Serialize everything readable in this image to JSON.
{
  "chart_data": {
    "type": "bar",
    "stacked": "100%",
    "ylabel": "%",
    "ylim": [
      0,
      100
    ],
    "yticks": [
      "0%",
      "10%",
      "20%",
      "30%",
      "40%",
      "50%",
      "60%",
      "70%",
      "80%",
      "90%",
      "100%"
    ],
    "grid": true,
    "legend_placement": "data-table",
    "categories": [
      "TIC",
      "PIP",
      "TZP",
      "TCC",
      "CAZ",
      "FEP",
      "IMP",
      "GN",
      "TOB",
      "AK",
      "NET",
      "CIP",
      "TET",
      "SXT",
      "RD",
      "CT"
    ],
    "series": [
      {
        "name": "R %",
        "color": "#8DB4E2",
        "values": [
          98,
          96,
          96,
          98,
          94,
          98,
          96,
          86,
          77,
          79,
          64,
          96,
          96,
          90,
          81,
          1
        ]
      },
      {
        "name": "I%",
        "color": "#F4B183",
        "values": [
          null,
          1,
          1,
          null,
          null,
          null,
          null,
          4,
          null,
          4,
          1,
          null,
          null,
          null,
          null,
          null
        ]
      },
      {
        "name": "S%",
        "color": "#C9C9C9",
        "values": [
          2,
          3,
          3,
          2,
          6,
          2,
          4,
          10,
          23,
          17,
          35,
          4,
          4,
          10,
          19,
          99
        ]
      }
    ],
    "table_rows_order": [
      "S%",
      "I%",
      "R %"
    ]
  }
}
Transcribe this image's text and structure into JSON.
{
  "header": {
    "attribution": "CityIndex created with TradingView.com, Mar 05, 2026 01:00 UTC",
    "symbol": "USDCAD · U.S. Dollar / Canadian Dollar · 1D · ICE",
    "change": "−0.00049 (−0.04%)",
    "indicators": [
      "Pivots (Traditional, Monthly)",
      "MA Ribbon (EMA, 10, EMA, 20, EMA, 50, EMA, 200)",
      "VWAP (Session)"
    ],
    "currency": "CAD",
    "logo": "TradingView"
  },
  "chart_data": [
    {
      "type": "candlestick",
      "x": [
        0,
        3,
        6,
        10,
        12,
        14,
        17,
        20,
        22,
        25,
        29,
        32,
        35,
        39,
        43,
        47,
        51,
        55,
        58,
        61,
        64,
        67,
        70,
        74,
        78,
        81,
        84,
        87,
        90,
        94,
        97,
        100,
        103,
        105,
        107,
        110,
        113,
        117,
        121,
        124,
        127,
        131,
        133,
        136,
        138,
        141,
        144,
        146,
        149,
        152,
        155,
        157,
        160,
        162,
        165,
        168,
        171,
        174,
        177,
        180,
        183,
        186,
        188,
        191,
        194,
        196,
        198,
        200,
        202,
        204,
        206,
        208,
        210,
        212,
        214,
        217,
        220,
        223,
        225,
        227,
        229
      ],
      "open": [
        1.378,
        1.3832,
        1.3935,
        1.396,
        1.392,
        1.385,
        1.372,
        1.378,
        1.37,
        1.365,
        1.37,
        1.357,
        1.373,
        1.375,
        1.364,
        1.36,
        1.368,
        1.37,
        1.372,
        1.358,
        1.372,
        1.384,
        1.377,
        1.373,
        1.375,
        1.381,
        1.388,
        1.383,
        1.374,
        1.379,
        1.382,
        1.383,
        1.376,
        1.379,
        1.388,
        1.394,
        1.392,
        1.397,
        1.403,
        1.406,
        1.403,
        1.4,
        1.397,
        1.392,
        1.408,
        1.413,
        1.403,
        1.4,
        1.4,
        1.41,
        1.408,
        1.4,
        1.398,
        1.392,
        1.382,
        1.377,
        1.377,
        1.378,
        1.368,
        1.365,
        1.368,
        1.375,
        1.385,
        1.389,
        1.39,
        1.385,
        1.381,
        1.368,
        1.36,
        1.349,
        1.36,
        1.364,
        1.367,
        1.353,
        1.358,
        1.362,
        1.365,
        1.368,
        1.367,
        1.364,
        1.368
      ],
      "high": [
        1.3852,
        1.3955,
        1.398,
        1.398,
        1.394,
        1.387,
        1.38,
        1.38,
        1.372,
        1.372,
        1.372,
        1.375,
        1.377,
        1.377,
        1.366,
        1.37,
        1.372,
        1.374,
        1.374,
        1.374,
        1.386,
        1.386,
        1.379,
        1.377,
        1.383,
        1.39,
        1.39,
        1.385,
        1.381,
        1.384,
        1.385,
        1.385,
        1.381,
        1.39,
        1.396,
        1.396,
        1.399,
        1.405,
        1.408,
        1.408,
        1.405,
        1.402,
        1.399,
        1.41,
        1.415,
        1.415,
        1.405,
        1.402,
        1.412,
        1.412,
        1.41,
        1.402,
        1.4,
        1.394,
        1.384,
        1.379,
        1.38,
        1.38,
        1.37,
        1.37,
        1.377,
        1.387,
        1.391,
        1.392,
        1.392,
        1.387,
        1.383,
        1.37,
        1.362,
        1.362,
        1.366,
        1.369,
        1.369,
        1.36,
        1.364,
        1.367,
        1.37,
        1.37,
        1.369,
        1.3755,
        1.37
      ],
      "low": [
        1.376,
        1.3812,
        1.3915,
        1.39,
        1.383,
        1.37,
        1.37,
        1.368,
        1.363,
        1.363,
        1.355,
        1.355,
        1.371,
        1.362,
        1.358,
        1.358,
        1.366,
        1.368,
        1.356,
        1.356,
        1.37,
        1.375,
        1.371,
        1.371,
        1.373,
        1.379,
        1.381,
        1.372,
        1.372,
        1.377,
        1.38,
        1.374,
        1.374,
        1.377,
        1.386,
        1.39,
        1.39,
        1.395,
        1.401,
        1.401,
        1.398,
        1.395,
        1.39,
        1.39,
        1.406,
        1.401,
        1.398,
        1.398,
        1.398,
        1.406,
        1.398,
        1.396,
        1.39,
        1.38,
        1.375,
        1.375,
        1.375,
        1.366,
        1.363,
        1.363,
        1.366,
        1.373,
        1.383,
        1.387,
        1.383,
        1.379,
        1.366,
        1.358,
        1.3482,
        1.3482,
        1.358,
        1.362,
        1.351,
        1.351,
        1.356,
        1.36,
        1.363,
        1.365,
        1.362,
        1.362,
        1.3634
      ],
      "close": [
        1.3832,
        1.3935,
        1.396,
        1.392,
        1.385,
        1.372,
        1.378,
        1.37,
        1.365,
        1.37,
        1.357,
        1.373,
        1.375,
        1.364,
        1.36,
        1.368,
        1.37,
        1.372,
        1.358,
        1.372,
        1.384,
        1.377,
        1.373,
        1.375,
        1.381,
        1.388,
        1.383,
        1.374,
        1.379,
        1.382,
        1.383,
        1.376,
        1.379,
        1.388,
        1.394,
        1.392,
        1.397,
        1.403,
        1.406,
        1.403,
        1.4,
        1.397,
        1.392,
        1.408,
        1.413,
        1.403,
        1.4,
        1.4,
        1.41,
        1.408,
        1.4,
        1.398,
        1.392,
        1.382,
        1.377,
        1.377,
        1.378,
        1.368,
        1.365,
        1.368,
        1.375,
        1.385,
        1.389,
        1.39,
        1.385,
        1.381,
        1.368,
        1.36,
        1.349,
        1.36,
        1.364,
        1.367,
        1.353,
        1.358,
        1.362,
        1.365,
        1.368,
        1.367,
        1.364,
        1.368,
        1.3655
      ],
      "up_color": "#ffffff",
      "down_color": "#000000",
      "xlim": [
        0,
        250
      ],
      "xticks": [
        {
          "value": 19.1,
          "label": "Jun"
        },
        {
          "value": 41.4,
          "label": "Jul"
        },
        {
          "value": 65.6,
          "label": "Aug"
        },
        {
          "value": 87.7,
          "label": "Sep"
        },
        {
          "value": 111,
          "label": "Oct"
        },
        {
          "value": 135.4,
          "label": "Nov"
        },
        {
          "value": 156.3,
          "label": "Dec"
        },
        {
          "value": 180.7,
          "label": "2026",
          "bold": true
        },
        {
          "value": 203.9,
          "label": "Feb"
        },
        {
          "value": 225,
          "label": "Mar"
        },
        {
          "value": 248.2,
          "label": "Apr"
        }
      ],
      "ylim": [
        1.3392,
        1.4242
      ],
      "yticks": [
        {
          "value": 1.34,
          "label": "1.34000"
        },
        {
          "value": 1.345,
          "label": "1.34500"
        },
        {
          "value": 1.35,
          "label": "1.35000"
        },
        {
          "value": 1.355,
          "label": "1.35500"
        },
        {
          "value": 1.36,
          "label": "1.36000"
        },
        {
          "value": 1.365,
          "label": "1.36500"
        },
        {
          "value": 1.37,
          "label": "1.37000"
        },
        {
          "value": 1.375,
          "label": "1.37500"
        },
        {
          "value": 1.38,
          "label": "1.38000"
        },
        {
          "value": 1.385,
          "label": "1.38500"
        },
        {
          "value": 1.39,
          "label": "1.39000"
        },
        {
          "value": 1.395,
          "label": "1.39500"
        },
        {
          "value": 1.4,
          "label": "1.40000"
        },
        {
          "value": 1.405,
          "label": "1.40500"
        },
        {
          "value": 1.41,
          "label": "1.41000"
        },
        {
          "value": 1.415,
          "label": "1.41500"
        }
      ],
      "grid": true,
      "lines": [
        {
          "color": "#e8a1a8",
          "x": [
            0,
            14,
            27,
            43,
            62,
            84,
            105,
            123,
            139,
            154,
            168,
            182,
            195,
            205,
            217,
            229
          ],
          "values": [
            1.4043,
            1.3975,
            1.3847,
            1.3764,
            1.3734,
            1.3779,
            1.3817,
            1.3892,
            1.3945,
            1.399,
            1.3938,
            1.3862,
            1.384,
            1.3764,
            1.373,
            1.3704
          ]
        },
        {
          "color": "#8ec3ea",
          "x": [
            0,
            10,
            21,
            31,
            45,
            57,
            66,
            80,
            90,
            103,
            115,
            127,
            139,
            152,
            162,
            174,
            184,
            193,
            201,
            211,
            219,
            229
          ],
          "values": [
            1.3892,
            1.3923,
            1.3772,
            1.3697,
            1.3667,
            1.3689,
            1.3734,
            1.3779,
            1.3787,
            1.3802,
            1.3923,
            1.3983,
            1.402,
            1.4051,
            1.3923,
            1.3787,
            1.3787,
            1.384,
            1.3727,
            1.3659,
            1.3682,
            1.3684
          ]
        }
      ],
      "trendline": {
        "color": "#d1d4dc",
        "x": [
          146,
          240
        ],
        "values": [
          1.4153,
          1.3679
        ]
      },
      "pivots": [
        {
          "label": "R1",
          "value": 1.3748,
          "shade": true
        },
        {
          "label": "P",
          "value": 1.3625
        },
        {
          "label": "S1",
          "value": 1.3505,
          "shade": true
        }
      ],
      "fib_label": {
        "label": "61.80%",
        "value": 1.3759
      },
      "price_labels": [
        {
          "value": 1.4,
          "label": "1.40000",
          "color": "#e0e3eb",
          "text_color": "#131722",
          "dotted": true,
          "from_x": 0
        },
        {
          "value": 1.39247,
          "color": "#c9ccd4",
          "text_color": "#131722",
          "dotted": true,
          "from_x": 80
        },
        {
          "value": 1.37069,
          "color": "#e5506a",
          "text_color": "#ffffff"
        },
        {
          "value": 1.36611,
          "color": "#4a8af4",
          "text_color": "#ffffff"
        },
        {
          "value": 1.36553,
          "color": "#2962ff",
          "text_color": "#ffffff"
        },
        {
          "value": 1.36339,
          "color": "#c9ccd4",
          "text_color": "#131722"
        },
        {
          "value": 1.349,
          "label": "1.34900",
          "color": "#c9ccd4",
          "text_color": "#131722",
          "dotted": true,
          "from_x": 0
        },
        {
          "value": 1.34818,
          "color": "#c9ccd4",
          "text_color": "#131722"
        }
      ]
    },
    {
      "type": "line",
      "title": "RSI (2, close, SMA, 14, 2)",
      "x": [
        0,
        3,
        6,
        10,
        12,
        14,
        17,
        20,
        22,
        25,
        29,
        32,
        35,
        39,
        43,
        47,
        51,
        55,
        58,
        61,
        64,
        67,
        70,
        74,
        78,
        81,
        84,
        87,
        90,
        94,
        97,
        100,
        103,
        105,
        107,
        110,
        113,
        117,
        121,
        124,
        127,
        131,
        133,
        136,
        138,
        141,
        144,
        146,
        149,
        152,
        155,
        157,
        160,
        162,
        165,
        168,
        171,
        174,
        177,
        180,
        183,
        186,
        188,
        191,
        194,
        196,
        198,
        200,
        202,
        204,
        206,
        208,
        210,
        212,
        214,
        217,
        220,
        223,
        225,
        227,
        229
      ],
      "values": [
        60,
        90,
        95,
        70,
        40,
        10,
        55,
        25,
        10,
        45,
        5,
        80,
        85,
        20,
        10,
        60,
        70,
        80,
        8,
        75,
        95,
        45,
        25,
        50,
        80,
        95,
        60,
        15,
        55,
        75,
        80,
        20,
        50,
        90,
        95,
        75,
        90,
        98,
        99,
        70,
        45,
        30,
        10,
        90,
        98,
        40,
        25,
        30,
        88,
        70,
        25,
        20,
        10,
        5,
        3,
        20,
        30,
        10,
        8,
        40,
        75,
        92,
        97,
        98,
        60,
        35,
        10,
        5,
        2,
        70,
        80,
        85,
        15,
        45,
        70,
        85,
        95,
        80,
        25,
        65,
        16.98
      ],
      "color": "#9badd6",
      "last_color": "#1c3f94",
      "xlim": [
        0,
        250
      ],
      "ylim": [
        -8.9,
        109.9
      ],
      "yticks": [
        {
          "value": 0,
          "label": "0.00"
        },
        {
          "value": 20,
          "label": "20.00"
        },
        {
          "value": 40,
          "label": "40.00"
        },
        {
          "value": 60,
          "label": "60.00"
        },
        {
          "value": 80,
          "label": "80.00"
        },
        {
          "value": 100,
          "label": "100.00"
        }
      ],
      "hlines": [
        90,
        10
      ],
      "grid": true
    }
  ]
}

========================================

◆ YOUR INSTRUCTIONS: Identify every line above with the string "this" in it. Copy those lines.

◆ RESPONSE BELOW:
Serialize everything readable in this image to JSON.
Transcribe this image's text and structure into JSON.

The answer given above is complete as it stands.